* Your task
Which lines hold the string "della"? Copy every one of them.

— START OF Raw records —

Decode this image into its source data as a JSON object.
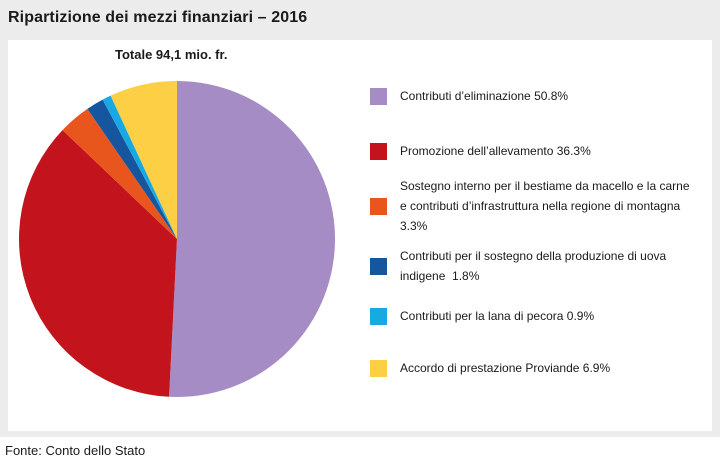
{
  "header": {
    "title": "Ripartizione dei mezzi finanziari – 2016"
  },
  "footer": {
    "source": "Fonte: Conto dello Stato"
  },
  "chart_data": {
    "type": "pie",
    "title": "Ripartizione dei mezzi finanziari – 2016",
    "subtitle": "Totale 94,1 mio. fr.",
    "total_mio_fr": 94.1,
    "unit": "percent",
    "start_angle": "12-oclock",
    "direction": "clockwise",
    "legend_position": "right",
    "slices": [
      {
        "label": "Contributi d’eliminazione",
        "value_pct": 50.8,
        "color": "#a68cc5",
        "legend": "Contributi d’eliminazione 50.8%"
      },
      {
        "label": "Promozione dell’allevamento",
        "value_pct": 36.3,
        "color": "#c3141d",
        "legend": "Promozione dell’allevamento 36.3%"
      },
      {
        "label": "Sostegno interno per il bestiame da macello e la carne e contributi d’infrastruttura nella regione di montagna",
        "value_pct": 3.3,
        "color": "#e9561d",
        "legend": "Sostegno interno per il bestiame da macello e la carne e contributi d’infrastruttura nella regione di montagna 3.3%"
      },
      {
        "label": "Contributi per il sostegno della produzione di uova indigene",
        "value_pct": 1.8,
        "color": "#15569f",
        "legend": "Contributi per il sostegno della produzione di uova indigene  1.8%"
      },
      {
        "label": "Contributi per la lana di pecora",
        "value_pct": 0.9,
        "color": "#19a9e2",
        "legend": "Contributi per la lana di pecora 0.9%"
      },
      {
        "label": "Accordo di prestazione Proviande",
        "value_pct": 6.9,
        "color": "#fccf45",
        "legend": "Accordo di prestazione Proviande 6.9%"
      }
    ]
  }
}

— END OF Raw records —

* Output for this task
        "label": "Contributi per il sostegno della produzione di uova indigene",
        "legend": "Contributi per il sostegno della produzione di uova indigene  1.8%"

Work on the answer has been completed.